| SHORT TASK |
Retype exactly the lines that start at the line with "Decode this image" and end at the final line, both included, and leave out every picture.

Rows from a figure dataset
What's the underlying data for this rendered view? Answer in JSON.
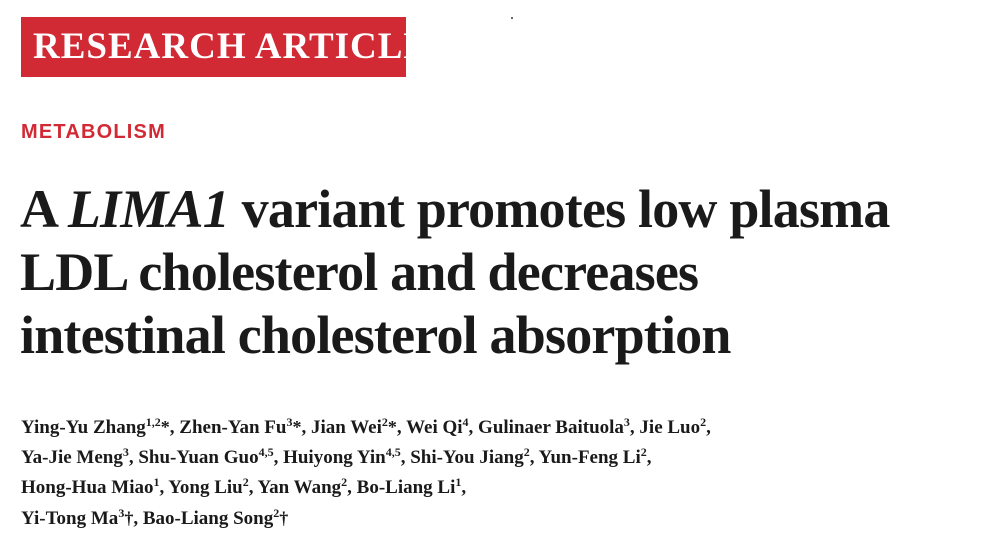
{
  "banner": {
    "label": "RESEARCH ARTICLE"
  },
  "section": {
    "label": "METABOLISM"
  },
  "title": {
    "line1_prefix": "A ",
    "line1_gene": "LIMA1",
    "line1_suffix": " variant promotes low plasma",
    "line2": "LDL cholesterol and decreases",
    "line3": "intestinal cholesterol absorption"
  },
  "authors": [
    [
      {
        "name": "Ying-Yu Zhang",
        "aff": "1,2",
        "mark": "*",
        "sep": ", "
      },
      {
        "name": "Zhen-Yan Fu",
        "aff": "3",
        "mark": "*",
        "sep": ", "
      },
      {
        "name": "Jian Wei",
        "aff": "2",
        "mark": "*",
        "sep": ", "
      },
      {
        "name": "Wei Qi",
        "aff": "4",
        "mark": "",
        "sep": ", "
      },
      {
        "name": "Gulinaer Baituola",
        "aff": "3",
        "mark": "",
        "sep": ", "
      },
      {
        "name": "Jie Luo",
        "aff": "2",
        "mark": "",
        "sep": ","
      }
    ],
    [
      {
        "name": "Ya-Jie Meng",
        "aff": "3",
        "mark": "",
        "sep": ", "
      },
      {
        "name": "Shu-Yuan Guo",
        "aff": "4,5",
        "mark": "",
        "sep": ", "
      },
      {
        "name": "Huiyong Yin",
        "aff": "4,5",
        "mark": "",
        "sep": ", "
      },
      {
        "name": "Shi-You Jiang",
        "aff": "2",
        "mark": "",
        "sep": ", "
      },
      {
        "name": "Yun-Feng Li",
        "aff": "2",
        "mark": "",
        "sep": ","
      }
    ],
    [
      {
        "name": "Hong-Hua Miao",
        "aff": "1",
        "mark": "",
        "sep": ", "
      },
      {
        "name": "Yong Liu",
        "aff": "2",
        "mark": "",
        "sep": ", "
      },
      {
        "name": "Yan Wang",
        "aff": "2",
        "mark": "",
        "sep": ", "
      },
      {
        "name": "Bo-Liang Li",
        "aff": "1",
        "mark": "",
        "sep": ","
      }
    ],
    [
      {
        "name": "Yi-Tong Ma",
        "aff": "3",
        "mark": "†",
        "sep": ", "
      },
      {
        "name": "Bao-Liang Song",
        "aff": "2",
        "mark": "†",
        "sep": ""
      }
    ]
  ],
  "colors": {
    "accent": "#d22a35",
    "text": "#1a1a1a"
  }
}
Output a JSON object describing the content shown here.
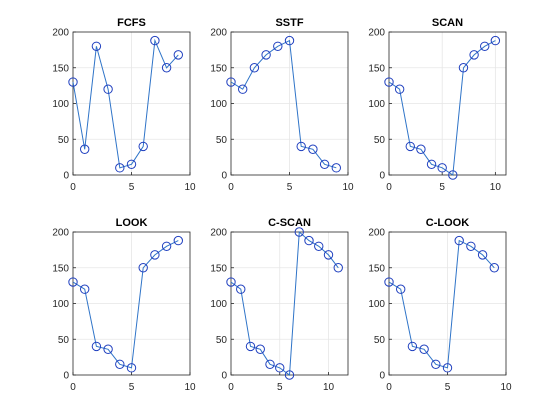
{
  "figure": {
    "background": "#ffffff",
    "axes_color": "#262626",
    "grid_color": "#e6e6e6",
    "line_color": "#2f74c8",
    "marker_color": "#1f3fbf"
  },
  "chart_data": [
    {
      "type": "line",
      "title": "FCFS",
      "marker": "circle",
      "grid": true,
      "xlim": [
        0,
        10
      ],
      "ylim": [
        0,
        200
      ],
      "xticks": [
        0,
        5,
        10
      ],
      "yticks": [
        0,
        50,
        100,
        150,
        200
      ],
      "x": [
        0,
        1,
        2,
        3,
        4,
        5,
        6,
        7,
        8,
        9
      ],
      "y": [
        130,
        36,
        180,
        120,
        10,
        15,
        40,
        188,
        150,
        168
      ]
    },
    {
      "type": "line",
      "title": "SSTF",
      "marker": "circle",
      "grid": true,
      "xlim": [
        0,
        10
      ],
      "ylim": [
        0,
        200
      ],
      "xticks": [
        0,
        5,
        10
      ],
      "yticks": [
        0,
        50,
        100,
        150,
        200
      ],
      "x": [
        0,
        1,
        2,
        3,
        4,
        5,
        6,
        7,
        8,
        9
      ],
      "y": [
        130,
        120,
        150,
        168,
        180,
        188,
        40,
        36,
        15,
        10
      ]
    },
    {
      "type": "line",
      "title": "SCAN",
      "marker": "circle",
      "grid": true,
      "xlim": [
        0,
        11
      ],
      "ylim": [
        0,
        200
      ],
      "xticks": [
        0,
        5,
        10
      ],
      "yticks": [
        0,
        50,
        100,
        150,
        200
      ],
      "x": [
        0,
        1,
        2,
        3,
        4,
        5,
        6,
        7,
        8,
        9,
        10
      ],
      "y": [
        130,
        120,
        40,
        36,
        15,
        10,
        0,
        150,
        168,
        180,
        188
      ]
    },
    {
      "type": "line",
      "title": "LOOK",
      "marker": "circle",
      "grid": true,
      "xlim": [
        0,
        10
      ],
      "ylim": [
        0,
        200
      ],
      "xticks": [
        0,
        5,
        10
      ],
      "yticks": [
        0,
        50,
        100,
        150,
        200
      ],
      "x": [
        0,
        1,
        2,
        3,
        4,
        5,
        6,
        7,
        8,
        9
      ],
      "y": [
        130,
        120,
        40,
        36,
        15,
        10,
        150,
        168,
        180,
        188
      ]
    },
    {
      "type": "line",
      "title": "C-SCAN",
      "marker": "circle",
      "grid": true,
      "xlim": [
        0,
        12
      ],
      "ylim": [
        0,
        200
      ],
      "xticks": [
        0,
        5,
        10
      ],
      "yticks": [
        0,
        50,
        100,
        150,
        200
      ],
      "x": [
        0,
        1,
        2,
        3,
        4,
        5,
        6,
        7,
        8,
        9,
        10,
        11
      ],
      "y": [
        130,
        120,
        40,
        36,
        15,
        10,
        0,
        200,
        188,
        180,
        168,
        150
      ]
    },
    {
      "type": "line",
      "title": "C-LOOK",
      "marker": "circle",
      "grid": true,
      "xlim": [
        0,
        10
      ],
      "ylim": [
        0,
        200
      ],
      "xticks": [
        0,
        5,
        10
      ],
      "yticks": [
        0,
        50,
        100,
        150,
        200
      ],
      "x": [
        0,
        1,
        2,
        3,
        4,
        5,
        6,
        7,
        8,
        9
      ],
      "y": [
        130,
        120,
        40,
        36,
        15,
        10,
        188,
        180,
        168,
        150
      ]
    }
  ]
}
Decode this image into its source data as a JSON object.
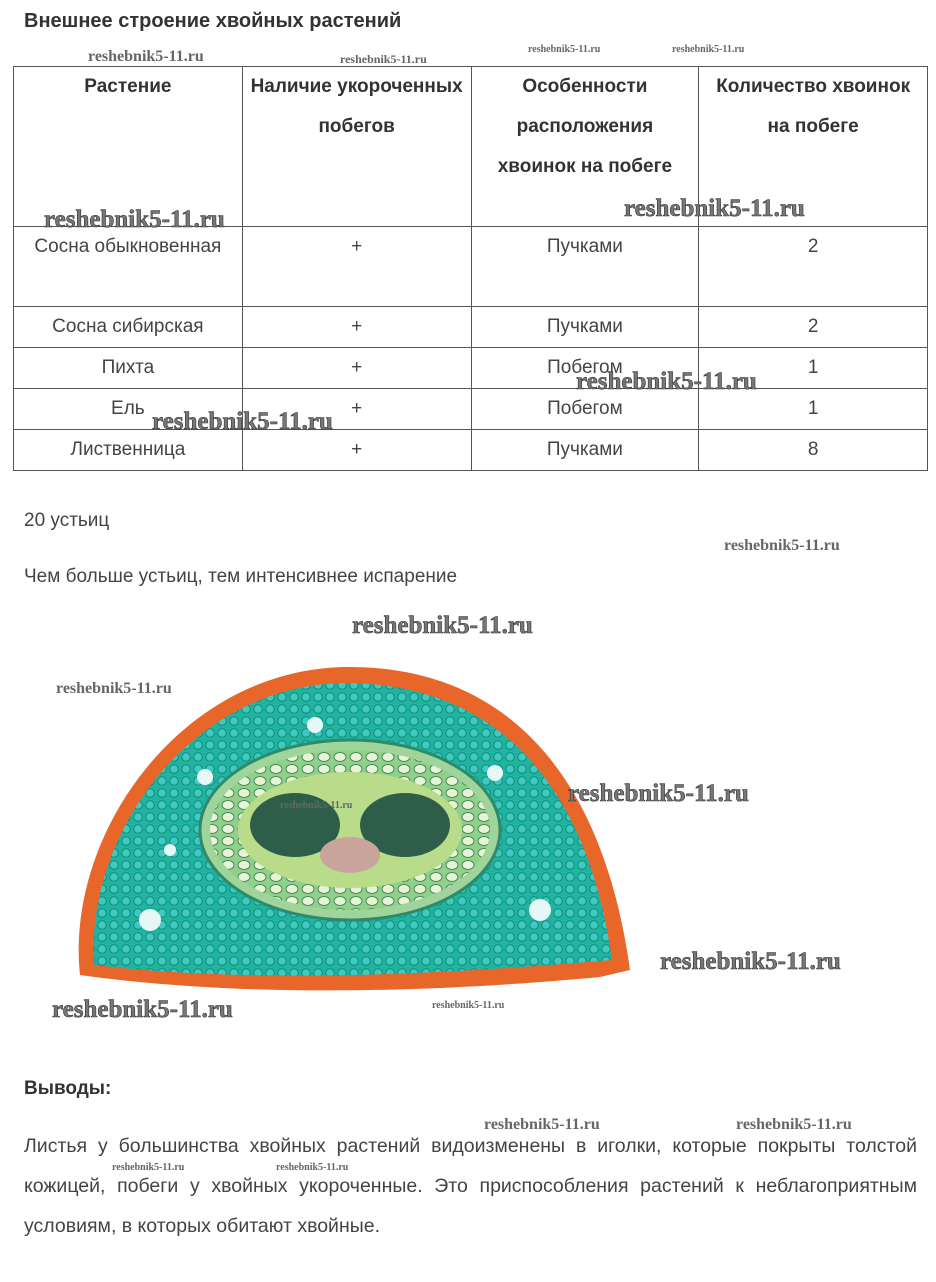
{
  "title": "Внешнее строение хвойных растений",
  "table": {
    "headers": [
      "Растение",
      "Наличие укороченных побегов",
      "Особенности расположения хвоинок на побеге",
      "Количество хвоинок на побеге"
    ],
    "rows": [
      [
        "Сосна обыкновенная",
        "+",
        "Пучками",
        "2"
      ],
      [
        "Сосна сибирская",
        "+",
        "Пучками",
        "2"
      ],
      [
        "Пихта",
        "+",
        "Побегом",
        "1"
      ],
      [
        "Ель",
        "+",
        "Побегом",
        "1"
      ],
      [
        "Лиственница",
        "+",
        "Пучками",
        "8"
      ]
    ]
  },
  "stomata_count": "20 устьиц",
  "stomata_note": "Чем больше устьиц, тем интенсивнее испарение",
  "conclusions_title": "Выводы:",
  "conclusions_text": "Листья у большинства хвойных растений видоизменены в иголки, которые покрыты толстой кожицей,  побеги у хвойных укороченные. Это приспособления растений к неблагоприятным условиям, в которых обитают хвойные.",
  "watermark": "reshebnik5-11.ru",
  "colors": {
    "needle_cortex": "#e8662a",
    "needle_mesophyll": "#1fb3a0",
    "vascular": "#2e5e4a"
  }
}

| COMPLETED TASK |
Decode this image into its source data as a JSON object.
{
  "title": "Внешнее строение хвойных растений",
  "table": {
    "headers": [
      "Растение",
      "Наличие укороченных побегов",
      "Особенности расположения хвоинок на побеге",
      "Количество хвоинок на побеге"
    ],
    "rows": [
      [
        "Сосна обыкновенная",
        "+",
        "Пучками",
        "2"
      ],
      [
        "Сосна сибирская",
        "+",
        "Пучками",
        "2"
      ],
      [
        "Пихта",
        "+",
        "Побегом",
        "1"
      ],
      [
        "Ель",
        "+",
        "Побегом",
        "1"
      ],
      [
        "Лиственница",
        "+",
        "Пучками",
        "8"
      ]
    ]
  },
  "stomata_count": "20 устьиц",
  "stomata_note": "Чем больше устьиц, тем интенсивнее испарение",
  "conclusions_title": "Выводы:",
  "conclusions_text": "Листья у большинства хвойных растений видоизменены в иголки, которые покрыты толстой кожицей,  побеги у хвойных укороченные. Это приспособления растений к неблагоприятным условиям, в которых обитают хвойные.",
  "watermark": "reshebnik5-11.ru",
  "colors": {
    "needle_cortex": "#e8662a",
    "needle_mesophyll": "#1fb3a0",
    "vascular": "#2e5e4a"
  }
}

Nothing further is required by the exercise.